# Early fall harvest



## rockbot (Sep 28, 2010)

The weather has been dry this year in my area . For us that is good but the rest of the Island is drying up. We got a really good harvest and my wife has been canning like crazy. Too bad canning jars are so expensive out here. We use old jars for our personal use but the ones we sell are new. I do all the picking and cleaning and hand it over to the woman.[]

 These are ohelo berries. Kind a like cranberrys.


----------



## rockbot (Sep 28, 2010)

cooking them up.


----------



## rockbot (Sep 28, 2010)

figs


----------



## rockbot (Sep 28, 2010)

strawberry and fig jam. My favorite.


----------



## rockbot (Sep 28, 2010)

guava's


----------



## rockbot (Sep 28, 2010)

guava jam.


----------



## rockbot (Sep 28, 2010)

macadamia nuts.


----------



## rockbot (Sep 28, 2010)

coffee beans.


----------



## SAbottles (Sep 28, 2010)

Great pictures, Rocky. I just had breakfast but now I'm hungry again ! Amazed you find time to dig with all that to do.


----------



## rockbot (Sep 28, 2010)

And for those of you that stuck around...

-- SET PROBLEM --
Reproduce the early fall harvest thread word for word, from "## SAbottles (Sep" up to and including "that stuck around...".

-- RECORDED INFORMATION --
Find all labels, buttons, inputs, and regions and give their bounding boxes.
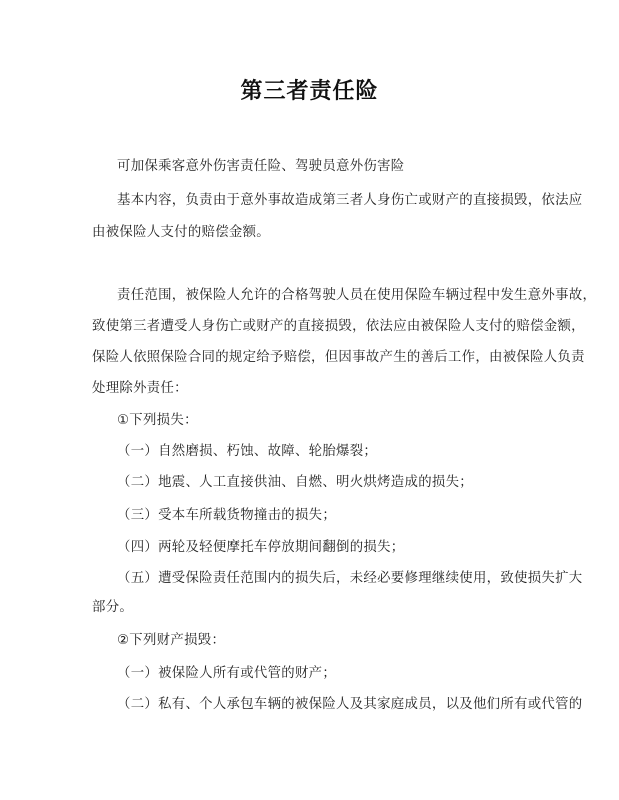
paragraph-basic-content-cont: 由被保险人支付的赔偿金额。 bbox=[92, 224, 270, 242]
paragraph-additional-coverage: 可加保乘客意外伤害责任险、驾驶员意外伤害险 bbox=[117, 158, 405, 176]
list-heading-losses: ①下列损失： bbox=[117, 412, 198, 430]
list-item-loss-2: （二）地震、人工直接供油、自燃、明火烘烤造成的损失； bbox=[117, 474, 473, 492]
list-item-loss-5-cont: 部分。 bbox=[92, 599, 133, 617]
paragraph-scope-cont-3: 处理除外责任： bbox=[92, 380, 188, 398]
list-item-property-2: （二）私有、个人承包车辆的被保险人及其家庭成员，以及他们所有或代管的 bbox=[117, 696, 582, 714]
list-heading-property: ②下列财产损毁： bbox=[117, 632, 225, 650]
paragraph-basic-content: 基本内容，负责由于意外事故造成第三者人身伤亡或财产的直接损毁，依法应 bbox=[117, 192, 582, 210]
paragraph-scope-cont-2: 保险人依照保险合同的规定给予赔偿，但因事故产生的善后工作，由被保险人负责 bbox=[92, 349, 585, 367]
list-item-loss-3: （三）受本车所载货物撞击的损失； bbox=[117, 507, 336, 525]
paragraph-scope-cont-1: 致使第三者遭受人身伤亡或财产的直接损毁，依法应由被保险人支付的赔偿金额， bbox=[92, 318, 585, 336]
list-item-loss-4: （四）两轮及轻便摩托车停放期间翻倒的损失； bbox=[117, 539, 405, 557]
list-item-property-1: （一）被保险人所有或代管的财产； bbox=[117, 665, 336, 683]
paragraph-scope: 责任范围，被保险人允许的合格驾驶人员在使用保险车辆过程中发生意外事故， bbox=[117, 287, 596, 305]
list-item-loss-1: （一）自然磨损、朽蚀、故障、轮胎爆裂； bbox=[117, 443, 377, 461]
list-item-loss-5: （五）遭受保险责任范围内的损失后，未经必要修理继续使用，致使损失扩大 bbox=[117, 570, 582, 588]
document-title: 第三者责任险 bbox=[0, 74, 619, 105]
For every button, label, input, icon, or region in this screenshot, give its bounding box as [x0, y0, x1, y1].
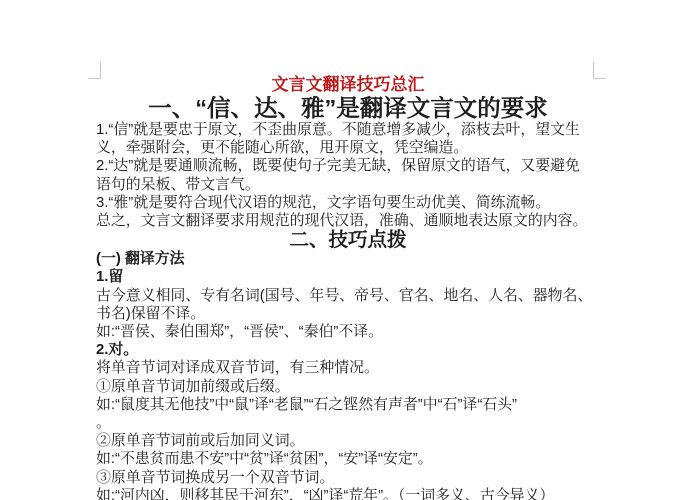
method-label-pair: 2.对。: [96, 341, 600, 359]
paragraph-line: 如:“鼠度其无他技”中“鼠”译“老鼠”“石之铿然有声者”中“石”译“石头”: [96, 396, 600, 414]
paragraph-line: 古今意义相同、专有名词(国号、年号、帝号、官名、地名、人名、器物名、: [96, 287, 600, 305]
paragraph-line: 2.“达”就是要通顺流畅，既要使句子完美无缺，保留原文的语气，又要避免: [96, 157, 600, 175]
paragraph-line: 义，牵强附会，更不能随心所欲，甩开原文，凭空编造。: [96, 139, 600, 157]
paragraph-line: 。: [96, 414, 600, 432]
paragraph-line: ②原单音节词前或后加同义词。: [96, 432, 600, 450]
subsection-heading-methods: (一) 翻译方法: [96, 250, 600, 268]
paragraph-line: 书名)保留不译。: [96, 305, 600, 323]
paragraph-line: 如:“晋侯、秦伯围郑”，“晋侯”、“秦伯”不译。: [96, 323, 600, 341]
page-title: 文言文翻译技巧总汇: [96, 74, 600, 96]
paragraph-line: ①原单音节词加前缀或后缀。: [96, 378, 600, 396]
paragraph-line: 如:“河内凶，则移其民于河东”，“凶”译“荒年”。（一词多义、古今异义）: [96, 487, 600, 500]
section-heading-tips: 二、技巧点拨: [96, 230, 600, 250]
method-label-retain: 1.留: [96, 268, 600, 286]
paragraph-line: 3.“雅”就是要符合现代汉语的规范，文字语句要生动优美、简练流畅。: [96, 194, 600, 212]
paragraph-line: 语句的呆板、带文言气。: [96, 176, 600, 194]
document-body: 文言文翻译技巧总汇 一、“信、达、雅”是翻译文言文的要求 1.“信”就是要忠于原…: [96, 74, 600, 500]
section-heading-requirements: 一、“信、达、雅”是翻译文言文的要求: [96, 96, 600, 121]
paragraph-line: 1.“信”就是要忠于原文，不歪曲原意。不随意增多减少，添枝去叶，望文生: [96, 121, 600, 139]
paragraph-line: ③原单音节词换成另一个双音节词。: [96, 469, 600, 487]
paragraph-line: 总之，文言文翻译要求用规范的现代汉语，准确、通顺地表达原文的内容。: [96, 212, 600, 230]
paragraph-line: 如:“不患贫而患不安”中“贫”译“贫困”，“安”译“安定”。: [96, 450, 600, 468]
document-page: 文言文翻译技巧总汇 一、“信、达、雅”是翻译文言文的要求 1.“信”就是要忠于原…: [0, 0, 698, 500]
paragraph-line: 将单音节词对译成双音节词，有三种情况。: [96, 359, 600, 377]
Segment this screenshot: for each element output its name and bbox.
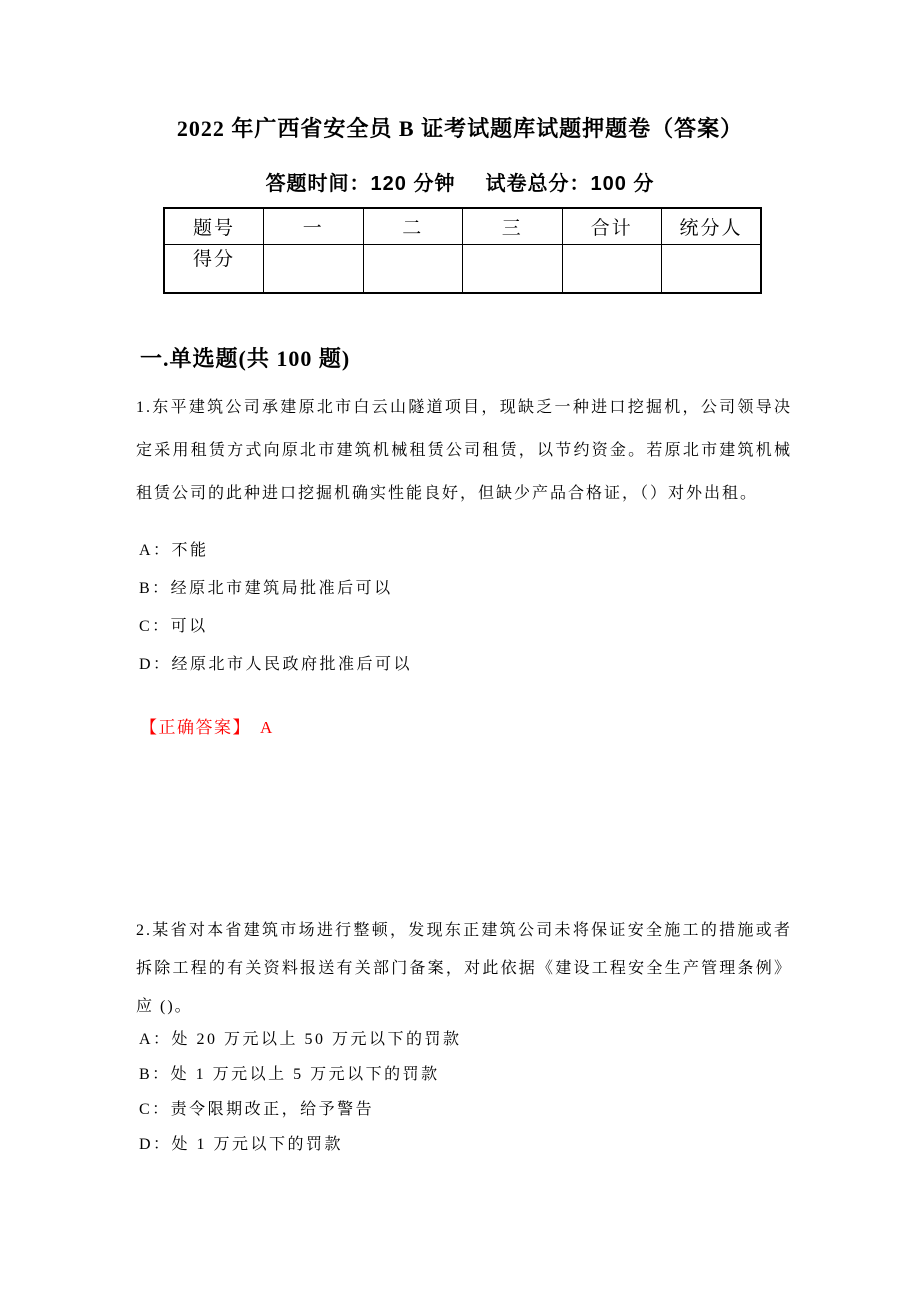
question-1-option-c: C：可以 <box>139 608 412 646</box>
question-1-option-b: B：经原北市建筑局批准后可以 <box>139 570 412 608</box>
question-2-option-d: D：处 1 万元以下的罚款 <box>139 1127 462 1162</box>
score-table: 题号 一 二 三 合计 统分人 得分 <box>163 207 762 294</box>
section-heading: 一.单选题(共 100 题) <box>140 342 350 376</box>
answer-time-info: 答题时间：120 分钟 <box>266 173 456 195</box>
question-1-options: A：不能 B：经原北市建筑局批准后可以 C：可以 D：经原北市人民政府批准后可以 <box>139 532 412 684</box>
score-table-header-one: 一 <box>264 208 364 245</box>
score-table-header-question-number: 题号 <box>164 208 264 245</box>
correct-answer-label: 【正确答案】 <box>140 718 251 737</box>
score-cell-empty <box>264 245 364 294</box>
score-row-label: 得分 <box>164 245 264 294</box>
document-page: 2022 年广西省安全员 B 证考试题库试题押题卷（答案） 答题时间：120 分… <box>0 0 920 1302</box>
total-score-info: 试卷总分：100 分 <box>486 173 655 195</box>
score-table-header-total: 合计 <box>562 208 662 245</box>
score-table-header-two: 二 <box>363 208 463 245</box>
score-table-score-row: 得分 <box>164 245 761 294</box>
page-title: 2022 年广西省安全员 B 证考试题库试题押题卷（答案） <box>0 112 920 146</box>
score-cell-empty <box>662 245 762 294</box>
correct-answer-line: 【正确答案】A <box>140 714 274 742</box>
score-table-header-three: 三 <box>463 208 563 245</box>
question-2-options: A：处 20 万元以上 50 万元以下的罚款 B：处 1 万元以上 5 万元以下… <box>139 1022 462 1162</box>
question-2-option-c: C：责令限期改正，给予警告 <box>139 1092 462 1127</box>
score-cell-empty <box>463 245 563 294</box>
score-cell-empty <box>562 245 662 294</box>
question-1-option-a: A：不能 <box>139 532 412 570</box>
exam-meta-line: 答题时间：120 分钟试卷总分：100 分 <box>0 168 920 200</box>
question-2-option-a: A：处 20 万元以上 50 万元以下的罚款 <box>139 1022 462 1057</box>
score-table-header-row: 题号 一 二 三 合计 统分人 <box>164 208 761 245</box>
correct-answer-value: A <box>260 718 274 737</box>
question-2-text: 2.某省对本省建筑市场进行整顿，发现东正建筑公司未将保证安全施工的措施或者拆除工… <box>136 912 792 1026</box>
score-cell-empty <box>363 245 463 294</box>
question-2-option-b: B：处 1 万元以上 5 万元以下的罚款 <box>139 1057 462 1092</box>
question-1-text: 1.东平建筑公司承建原北市白云山隧道项目，现缺乏一种进口挖掘机，公司领导决定采用… <box>136 386 792 515</box>
score-table-header-grader: 统分人 <box>662 208 762 245</box>
question-1-option-d: D：经原北市人民政府批准后可以 <box>139 646 412 684</box>
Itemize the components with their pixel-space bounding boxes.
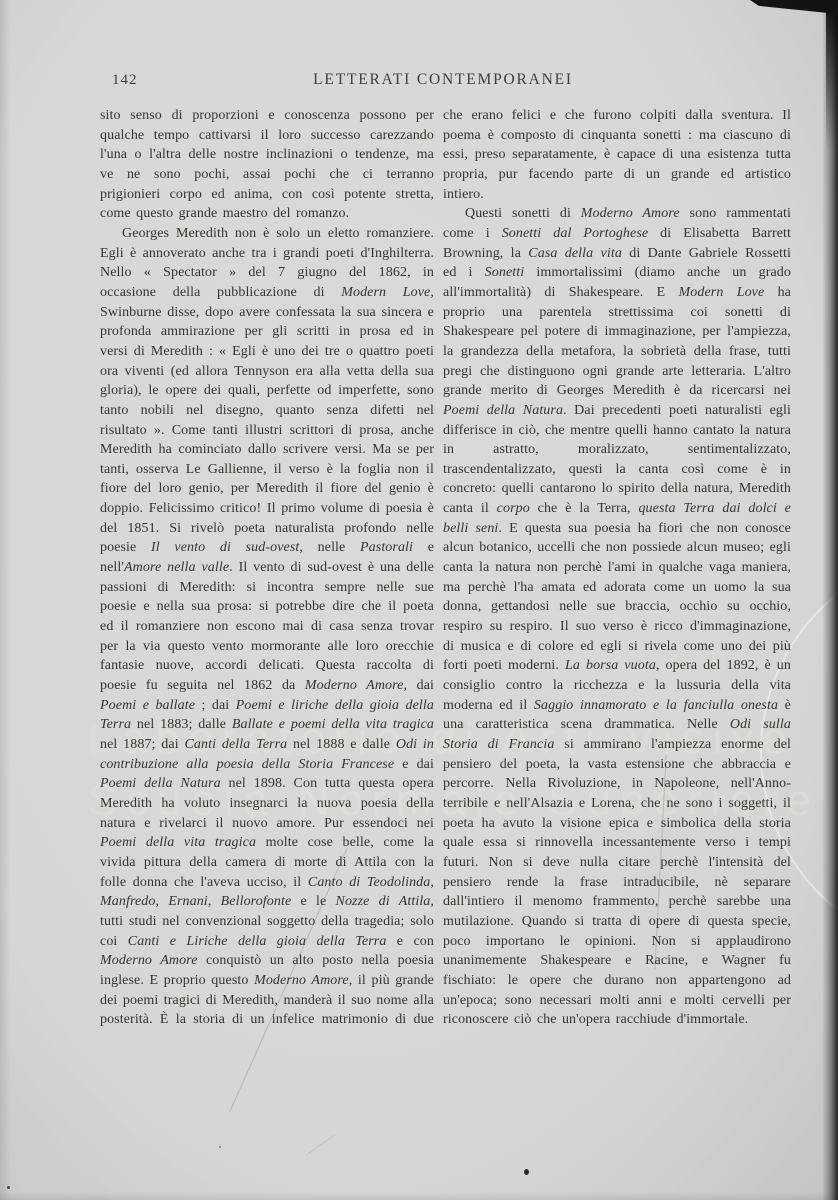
page-number: 142 (112, 72, 138, 89)
scan-top-right-corner-shadow (750, 0, 838, 14)
ink-speck (219, 1146, 221, 1148)
paragraph: sito senso di proporzioni e conoscenza p… (100, 106, 434, 224)
ink-speck (524, 1169, 529, 1175)
paragraph: che erano felici e che furono colpiti da… (443, 106, 791, 204)
scan-right-edge-shadow (822, 0, 838, 1200)
ink-speck (7, 1186, 10, 1189)
scratch-line (306, 1135, 334, 1155)
running-header-title: LETTERATI CONTEMPORANEI (313, 71, 573, 89)
paragraph: Questi sonetti di Moderno Amore sono ram… (443, 204, 791, 1030)
scan-right-edge-top-shadow (826, 0, 838, 150)
scan-left-edge-shadow (0, 0, 10, 1200)
scan-bottom-edge-shadow (0, 1192, 838, 1200)
left-text-column: sito senso di proporzioni e conoscenza p… (100, 106, 434, 1106)
paragraph: Georges Meredith non è solo un eletto ro… (100, 224, 434, 1030)
scanned-book-page: Laboratorio di Arti Visive Scuola Normal… (0, 0, 838, 1200)
right-text-column: che erano felici e che furono colpiti da… (443, 106, 791, 1106)
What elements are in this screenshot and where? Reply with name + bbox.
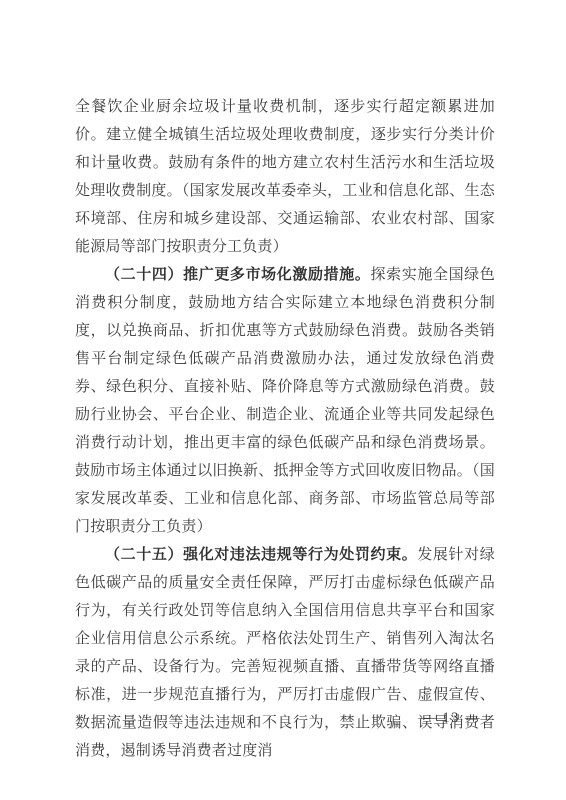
paragraph-heading-run: （二十五）强化对违法违规等行为处罚约束。 (105, 547, 417, 563)
document-page: 全餐饮企业厨余垃圾计量收费机制，逐步实行超定额累进加价。建立健全城镇生活垃圾处理… (0, 0, 566, 800)
paragraph-3: （二十五）强化对违法违规等行为处罚约束。发展针对绿色低碳产品的质量安全责任保障，… (75, 541, 495, 765)
paragraph-heading-run: （二十四）推广更多市场化激励措施。 (105, 267, 370, 283)
paragraph-text-run: 探索实施全国绿色消费积分制度，鼓励地方结合实际建立本地绿色消费积分制度，以兑换商… (75, 267, 495, 535)
paragraph-1: 全餐饮企业厨余垃圾计量收费机制，逐步实行超定额累进加价。建立健全城镇生活垃圾处理… (75, 93, 495, 261)
page-number: — 13 — (421, 710, 481, 727)
paragraph-text-run: 全餐饮企业厨余垃圾计量收费机制，逐步实行超定额累进加价。建立健全城镇生活垃圾处理… (75, 99, 495, 255)
paragraph-text-run: 发展针对绿色低碳产品的质量安全责任保障，严厉打击虚标绿色低碳产品行为，有关行政处… (75, 547, 495, 759)
document-body: 全餐饮企业厨余垃圾计量收费机制，逐步实行超定额累进加价。建立健全城镇生活垃圾处理… (75, 93, 495, 765)
paragraph-2: （二十四）推广更多市场化激励措施。探索实施全国绿色消费积分制度，鼓励地方结合实际… (75, 261, 495, 541)
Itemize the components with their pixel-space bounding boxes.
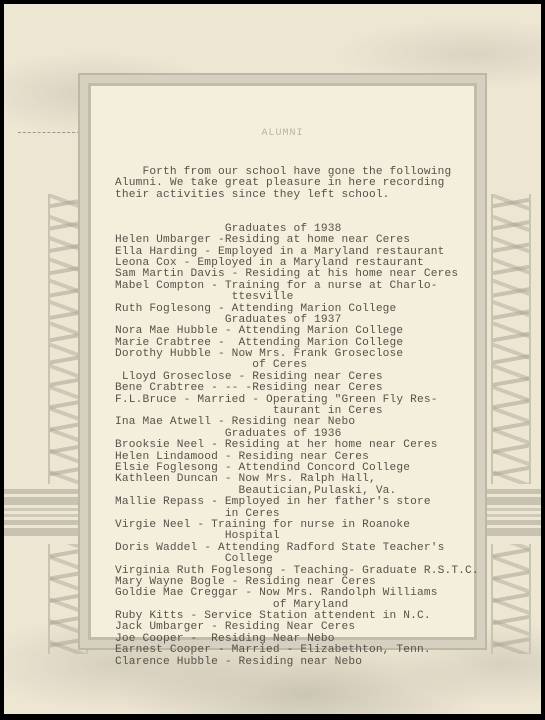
intro-line: their activities since they left school. — [115, 190, 495, 201]
text-frame: ALUMNI Forth from our school have gone t… — [78, 73, 487, 650]
alumni-entry: Nora Mae Hubble - Attending Marion Colle… — [115, 326, 495, 337]
yearbook-page: ALUMNI Forth from our school have gone t… — [4, 4, 541, 714]
intro-paragraph: Forth from our school have gone the foll… — [115, 167, 495, 201]
graduate-sections: Graduates of 1938Helen Umbarger -Residin… — [115, 224, 495, 668]
graduate-section: Graduates of 1936Brooksie Neel - Residin… — [115, 429, 495, 668]
dashed-margin-mark — [18, 132, 80, 133]
intro-line: Alumni. We take great pleasure in here r… — [115, 178, 495, 189]
foliage-border-right-upper — [491, 194, 531, 484]
alumni-entry: Mallie Repass - Employed in her father's… — [115, 497, 495, 508]
alumni-entry: Goldie Mae Creggar - Now Mrs. Randolph W… — [115, 588, 495, 599]
alumni-entry: Clarence Hubble - Residing near Nebo — [115, 657, 495, 668]
alumni-entry: Earnest Cooper - Married - Elizabethton,… — [115, 645, 495, 656]
page-title: ALUMNI — [91, 128, 474, 139]
alumni-entry: ttesville — [115, 292, 495, 303]
graduate-section: Graduates of 1937Nora Mae Hubble - Atten… — [115, 315, 495, 429]
alumni-entry: Helen Umbarger -Residing at home near Ce… — [115, 235, 495, 246]
alumni-text: Forth from our school have gone the foll… — [115, 144, 495, 691]
alumni-entry: Brooksie Neel - Residing at her home nea… — [115, 440, 495, 451]
alumni-entry: Bene Crabtree - -- -Residing near Ceres — [115, 383, 495, 394]
text-panel: ALUMNI Forth from our school have gone t… — [88, 83, 477, 640]
alumni-entry: College — [115, 554, 495, 565]
foliage-border-right-lower — [491, 544, 531, 654]
graduate-section: Graduates of 1938Helen Umbarger -Residin… — [115, 224, 495, 315]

-- FINAL RESULT --
## SAbottles (Sep 28, 2010)

Great pictures, Rocky. I just had breakfast but now I'm hungry again ! Amazed you find time to dig with all that to do.


----------



## rockbot (Sep 28, 2010)

And for those of you that stuck around...